Supplied entries |
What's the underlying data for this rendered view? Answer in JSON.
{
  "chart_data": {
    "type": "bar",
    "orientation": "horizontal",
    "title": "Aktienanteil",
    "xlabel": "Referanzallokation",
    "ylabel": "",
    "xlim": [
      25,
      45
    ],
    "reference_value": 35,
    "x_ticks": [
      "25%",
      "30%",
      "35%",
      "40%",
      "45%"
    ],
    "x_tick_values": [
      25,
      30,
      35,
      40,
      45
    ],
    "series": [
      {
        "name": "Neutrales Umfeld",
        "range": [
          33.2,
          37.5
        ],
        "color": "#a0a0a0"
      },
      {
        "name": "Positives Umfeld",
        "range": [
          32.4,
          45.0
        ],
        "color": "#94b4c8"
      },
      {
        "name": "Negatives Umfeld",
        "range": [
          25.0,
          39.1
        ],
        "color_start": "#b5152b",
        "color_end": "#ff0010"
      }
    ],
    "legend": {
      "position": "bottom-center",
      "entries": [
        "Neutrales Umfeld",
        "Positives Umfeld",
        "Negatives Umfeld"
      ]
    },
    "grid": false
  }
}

What is asked | All of the lines above need to be given again exactly.

Task output |
What's the underlying data for this rendered view? Answer in JSON.
{
  "chart_data": {
    "type": "bar",
    "orientation": "horizontal",
    "title": "Aktienanteil",
    "xlabel": "Referanzallokation",
    "ylabel": "",
    "xlim": [
      25,
      45
    ],
    "reference_value": 35,
    "x_ticks": [
      "25%",
      "30%",
      "35%",
      "40%",
      "45%"
    ],
    "x_tick_values": [
      25,
      30,
      35,
      40,
      45
    ],
    "series": [
      {
        "name": "Neutrales Umfeld",
        "range": [
          33.2,
          37.5
        ],
        "color": "#a0a0a0"
      },
      {
        "name": "Positives Umfeld",
        "range": [
          32.4,
          45.0
        ],
        "color": "#94b4c8"
      },
      {
        "name": "Negatives Umfeld",
        "range": [
          25.0,
          39.1
        ],
        "color_start": "#b5152b",
        "color_end": "#ff0010"
      }
    ],
    "legend": {
      "position": "bottom-center",
      "entries": [
        "Neutrales Umfeld",
        "Positives Umfeld",
        "Negatives Umfeld"
      ]
    },
    "grid": false
  }
}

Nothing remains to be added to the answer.